(Data extracted from a collection)
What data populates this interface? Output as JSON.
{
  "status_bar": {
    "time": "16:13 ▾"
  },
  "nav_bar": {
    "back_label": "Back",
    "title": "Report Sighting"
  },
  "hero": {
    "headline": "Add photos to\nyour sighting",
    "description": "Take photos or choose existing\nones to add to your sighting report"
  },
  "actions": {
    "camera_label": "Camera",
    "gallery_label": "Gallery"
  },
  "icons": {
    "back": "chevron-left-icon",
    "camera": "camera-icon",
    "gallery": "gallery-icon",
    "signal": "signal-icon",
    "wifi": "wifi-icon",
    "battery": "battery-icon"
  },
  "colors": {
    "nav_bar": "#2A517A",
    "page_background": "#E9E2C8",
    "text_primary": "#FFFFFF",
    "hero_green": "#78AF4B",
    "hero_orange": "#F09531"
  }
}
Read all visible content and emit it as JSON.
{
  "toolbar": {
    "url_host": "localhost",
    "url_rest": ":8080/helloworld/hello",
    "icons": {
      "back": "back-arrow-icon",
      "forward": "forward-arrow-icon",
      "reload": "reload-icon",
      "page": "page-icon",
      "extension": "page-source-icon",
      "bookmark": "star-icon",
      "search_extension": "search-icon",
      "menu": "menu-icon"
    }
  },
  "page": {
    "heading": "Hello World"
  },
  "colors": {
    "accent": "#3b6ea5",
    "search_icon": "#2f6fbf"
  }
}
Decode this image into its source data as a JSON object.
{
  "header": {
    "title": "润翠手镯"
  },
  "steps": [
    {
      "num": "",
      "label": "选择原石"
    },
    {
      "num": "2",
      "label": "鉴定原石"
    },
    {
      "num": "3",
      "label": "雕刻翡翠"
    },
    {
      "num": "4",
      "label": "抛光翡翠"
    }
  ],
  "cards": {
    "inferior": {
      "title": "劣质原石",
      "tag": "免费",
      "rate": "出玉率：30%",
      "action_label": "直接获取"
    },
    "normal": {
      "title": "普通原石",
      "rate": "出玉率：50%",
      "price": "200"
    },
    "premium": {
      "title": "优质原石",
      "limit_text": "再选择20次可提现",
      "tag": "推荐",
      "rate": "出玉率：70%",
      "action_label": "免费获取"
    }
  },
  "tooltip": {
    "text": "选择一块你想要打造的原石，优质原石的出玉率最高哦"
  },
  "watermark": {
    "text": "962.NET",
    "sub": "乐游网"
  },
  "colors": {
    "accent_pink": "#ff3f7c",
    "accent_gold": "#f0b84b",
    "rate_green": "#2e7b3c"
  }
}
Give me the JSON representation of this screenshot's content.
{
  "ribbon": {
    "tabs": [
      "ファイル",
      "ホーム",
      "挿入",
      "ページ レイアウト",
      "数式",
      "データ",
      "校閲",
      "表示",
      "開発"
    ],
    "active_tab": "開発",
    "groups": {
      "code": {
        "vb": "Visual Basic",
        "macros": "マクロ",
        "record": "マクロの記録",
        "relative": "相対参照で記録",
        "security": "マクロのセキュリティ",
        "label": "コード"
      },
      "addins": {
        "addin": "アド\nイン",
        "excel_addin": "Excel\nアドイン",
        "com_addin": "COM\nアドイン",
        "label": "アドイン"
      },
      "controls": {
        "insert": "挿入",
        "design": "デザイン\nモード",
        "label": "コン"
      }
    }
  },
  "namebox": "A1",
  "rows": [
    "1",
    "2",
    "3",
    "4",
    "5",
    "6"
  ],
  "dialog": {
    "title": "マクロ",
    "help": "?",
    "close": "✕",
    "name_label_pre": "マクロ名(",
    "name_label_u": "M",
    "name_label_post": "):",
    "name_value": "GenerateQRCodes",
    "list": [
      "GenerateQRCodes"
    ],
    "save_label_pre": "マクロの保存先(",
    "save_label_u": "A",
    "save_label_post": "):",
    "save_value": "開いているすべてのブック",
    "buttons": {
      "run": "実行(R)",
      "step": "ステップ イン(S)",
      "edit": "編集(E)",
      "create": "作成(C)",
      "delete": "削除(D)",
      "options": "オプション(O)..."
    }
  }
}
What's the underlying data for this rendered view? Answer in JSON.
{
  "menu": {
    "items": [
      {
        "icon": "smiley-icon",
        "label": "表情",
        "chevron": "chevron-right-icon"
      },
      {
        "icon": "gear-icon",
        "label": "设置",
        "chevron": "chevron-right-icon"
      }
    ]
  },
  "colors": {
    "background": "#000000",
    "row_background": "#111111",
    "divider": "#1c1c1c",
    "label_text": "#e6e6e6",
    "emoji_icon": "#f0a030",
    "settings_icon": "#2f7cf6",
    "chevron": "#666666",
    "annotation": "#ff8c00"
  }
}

## Task instructions
Write out every entry above, word for word.

## In response
What data populates this interface? Output as JSON.
{
  "status_bar": {
    "time": "16:13 ▾"
  },
  "nav_bar": {
    "back_label": "Back",
    "title": "Report Sighting"
  },
  "hero": {
    "headline": "Add photos to\nyour sighting",
    "description": "Take photos or choose existing\nones to add to your sighting report"
  },
  "actions": {
    "camera_label": "Camera",
    "gallery_label": "Gallery"
  },
  "icons": {
    "back": "chevron-left-icon",
    "camera": "camera-icon",
    "gallery": "gallery-icon",
    "signal": "signal-icon",
    "wifi": "wifi-icon",
    "battery": "battery-icon"
  },
  "colors": {
    "nav_bar": "#2A517A",
    "page_background": "#E9E2C8",
    "text_primary": "#FFFFFF",
    "hero_green": "#78AF4B",
    "hero_orange": "#F09531"
  }
}
Read all visible content and emit it as JSON.
{
  "toolbar": {
    "url_host": "localhost",
    "url_rest": ":8080/helloworld/hello",
    "icons": {
      "back": "back-arrow-icon",
      "forward": "forward-arrow-icon",
      "reload": "reload-icon",
      "page": "page-icon",
      "extension": "page-source-icon",
      "bookmark": "star-icon",
      "search_extension": "search-icon",
      "menu": "menu-icon"
    }
  },
  "page": {
    "heading": "Hello World"
  },
  "colors": {
    "accent": "#3b6ea5",
    "search_icon": "#2f6fbf"
  }
}
Decode this image into its source data as a JSON object.
{
  "header": {
    "title": "润翠手镯"
  },
  "steps": [
    {
      "num": "",
      "label": "选择原石"
    },
    {
      "num": "2",
      "label": "鉴定原石"
    },
    {
      "num": "3",
      "label": "雕刻翡翠"
    },
    {
      "num": "4",
      "label": "抛光翡翠"
    }
  ],
  "cards": {
    "inferior": {
      "title": "劣质原石",
      "tag": "免费",
      "rate": "出玉率：30%",
      "action_label": "直接获取"
    },
    "normal": {
      "title": "普通原石",
      "rate": "出玉率：50%",
      "price": "200"
    },
    "premium": {
      "title": "优质原石",
      "limit_text": "再选择20次可提现",
      "tag": "推荐",
      "rate": "出玉率：70%",
      "action_label": "免费获取"
    }
  },
  "tooltip": {
    "text": "选择一块你想要打造的原石，优质原石的出玉率最高哦"
  },
  "watermark": {
    "text": "962.NET",
    "sub": "乐游网"
  },
  "colors": {
    "accent_pink": "#ff3f7c",
    "accent_gold": "#f0b84b",
    "rate_green": "#2e7b3c"
  }
}
Give me the JSON representation of this screenshot's content.
{
  "ribbon": {
    "tabs": [
      "ファイル",
      "ホーム",
      "挿入",
      "ページ レイアウト",
      "数式",
      "データ",
      "校閲",
      "表示",
      "開発"
    ],
    "active_tab": "開発",
    "groups": {
      "code": {
        "vb": "Visual Basic",
        "macros": "マクロ",
        "record": "マクロの記録",
        "relative": "相対参照で記録",
        "security": "マクロのセキュリティ",
        "label": "コード"
      },
      "addins": {
        "addin": "アド\nイン",
        "excel_addin": "Excel\nアドイン",
        "com_addin": "COM\nアドイン",
        "label": "アドイン"
      },
      "controls": {
        "insert": "挿入",
        "design": "デザイン\nモード",
        "label": "コン"
      }
    }
  },
  "namebox": "A1",
  "rows": [
    "1",
    "2",
    "3",
    "4",
    "5",
    "6"
  ],
  "dialog": {
    "title": "マクロ",
    "help": "?",
    "close": "✕",
    "name_label_pre": "マクロ名(",
    "name_label_u": "M",
    "name_label_post": "):",
    "name_value": "GenerateQRCodes",
    "list": [
      "GenerateQRCodes"
    ],
    "save_label_pre": "マクロの保存先(",
    "save_label_u": "A",
    "save_label_post": "):",
    "save_value": "開いているすべてのブック",
    "buttons": {
      "run": "実行(R)",
      "step": "ステップ イン(S)",
      "edit": "編集(E)",
      "create": "作成(C)",
      "delete": "削除(D)",
      "options": "オプション(O)..."
    }
  }
}
What's the underlying data for this rendered view? Answer in JSON.
{
  "menu": {
    "items": [
      {
        "icon": "smiley-icon",
        "label": "表情",
        "chevron": "chevron-right-icon"
      },
      {
        "icon": "gear-icon",
        "label": "设置",
        "chevron": "chevron-right-icon"
      }
    ]
  },
  "colors": {
    "background": "#000000",
    "row_background": "#111111",
    "divider": "#1c1c1c",
    "label_text": "#e6e6e6",
    "emoji_icon": "#f0a030",
    "settings_icon": "#2f7cf6",
    "chevron": "#666666",
    "annotation": "#ff8c00"
  }
}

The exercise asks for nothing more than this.